### Material for this exercise

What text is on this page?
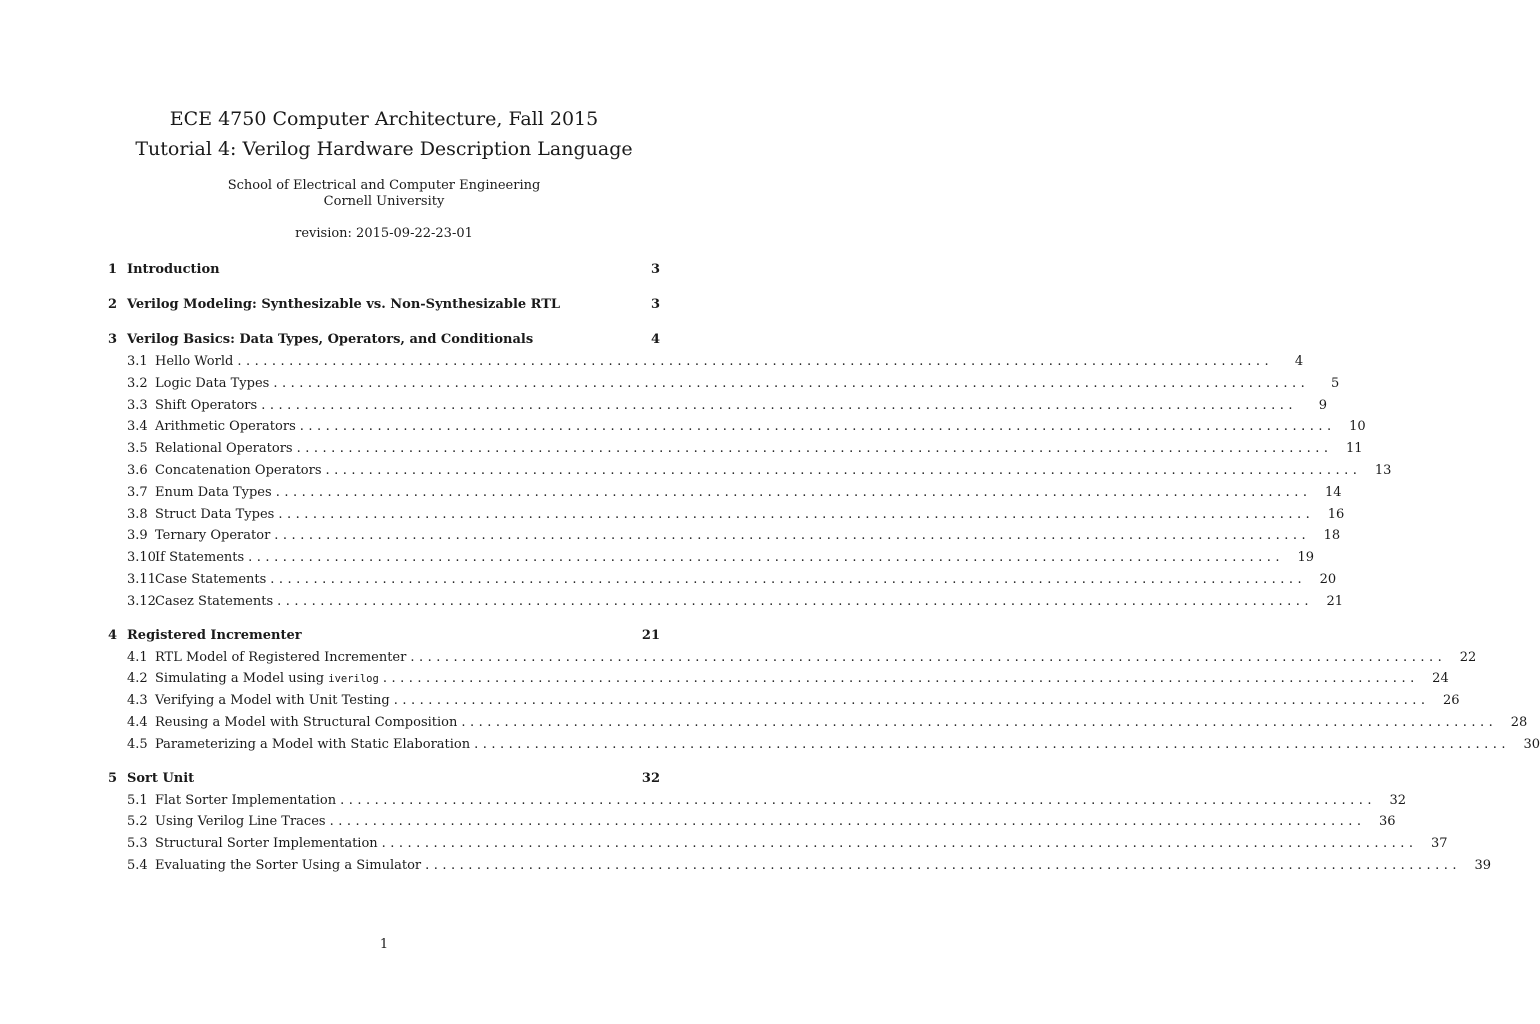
ECE 4750 Computer Architecture, Fall 2015
Tutorial 4: Verilog Hardware Description Language
School of Electrical and Computer Engineering
Cornell University
revision: 2015-09-22-23-01
1 Introduction	3
2 Verilog Modeling: Synthesizable vs. Non-Synthesizable RTL	3
3 Verilog Basics: Data Types, Operators, and Conditionals	4
3.1 Hello World ........................................................................................................................	4
3.2 Logic Data Types ........................................................................................................................	5
3.3 Shift Operators ........................................................................................................................	9
3.4 Arithmetic Operators ........................................................................................................................	10
3.5 Relational Operators ........................................................................................................................	11
3.6 Concatenation Operators ........................................................................................................................	13
3.7 Enum Data Types ........................................................................................................................	14
3.8 Struct Data Types ........................................................................................................................	16
3.9 Ternary Operator ........................................................................................................................	18
3.10 If Statements ........................................................................................................................	19
3.11 Case Statements ........................................................................................................................	20
3.12 Casez Statements ........................................................................................................................	21
4 Registered Incrementer	21
4.1 RTL Model of Registered Incrementer ........................................................................................................................	22
4.2 Simulating a Model using iverilog ........................................................................................................................	24
4.3 Verifying a Model with Unit Testing ........................................................................................................................	26
4.4 Reusing a Model with Structural Composition ........................................................................................................................	28
4.5 Parameterizing a Model with Static Elaboration ........................................................................................................................	30
5 Sort Unit	32
5.1 Flat Sorter Implementation ........................................................................................................................	32
5.2 Using Verilog Line Traces ........................................................................................................................	36
5.3 Structural Sorter Implementation ........................................................................................................................	37
5.4 Evaluating the Sorter Using a Simulator ........................................................................................................................	39
1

######

#### [Requirement]
Transcribe all the data word for word; the images stay out.

#### [Answer for the task]
What text is on this page?
ECE 4750 Computer Architecture, Fall 2015
Tutorial 4: Verilog Hardware Description Language
School of Electrical and Computer Engineering
Cornell University
revision: 2015-09-22-23-01
1 Introduction	3
2 Verilog Modeling: Synthesizable vs. Non-Synthesizable RTL	3
3 Verilog Basics: Data Types, Operators, and Conditionals	4
3.1 Hello World ........................................................................................................................	4
3.2 Logic Data Types ........................................................................................................................	5
3.3 Shift Operators ........................................................................................................................	9
3.4 Arithmetic Operators ........................................................................................................................	10
3.5 Relational Operators ........................................................................................................................	11
3.6 Concatenation Operators ........................................................................................................................	13
3.7 Enum Data Types ........................................................................................................................	14
3.8 Struct Data Types ........................................................................................................................	16
3.9 Ternary Operator ........................................................................................................................	18
3.10 If Statements ........................................................................................................................	19
3.11 Case Statements ........................................................................................................................	20
3.12 Casez Statements ........................................................................................................................	21
4 Registered Incrementer	21
4.1 RTL Model of Registered Incrementer ........................................................................................................................	22
4.2 Simulating a Model using iverilog ........................................................................................................................	24
4.3 Verifying a Model with Unit Testing ........................................................................................................................	26
4.4 Reusing a Model with Structural Composition ........................................................................................................................	28
4.5 Parameterizing a Model with Static Elaboration ........................................................................................................................	30
5 Sort Unit	32
5.1 Flat Sorter Implementation ........................................................................................................................	32
5.2 Using Verilog Line Traces ........................................................................................................................	36
5.3 Structural Sorter Implementation ........................................................................................................................	37
5.4 Evaluating the Sorter Using a Simulator ........................................................................................................................	39
1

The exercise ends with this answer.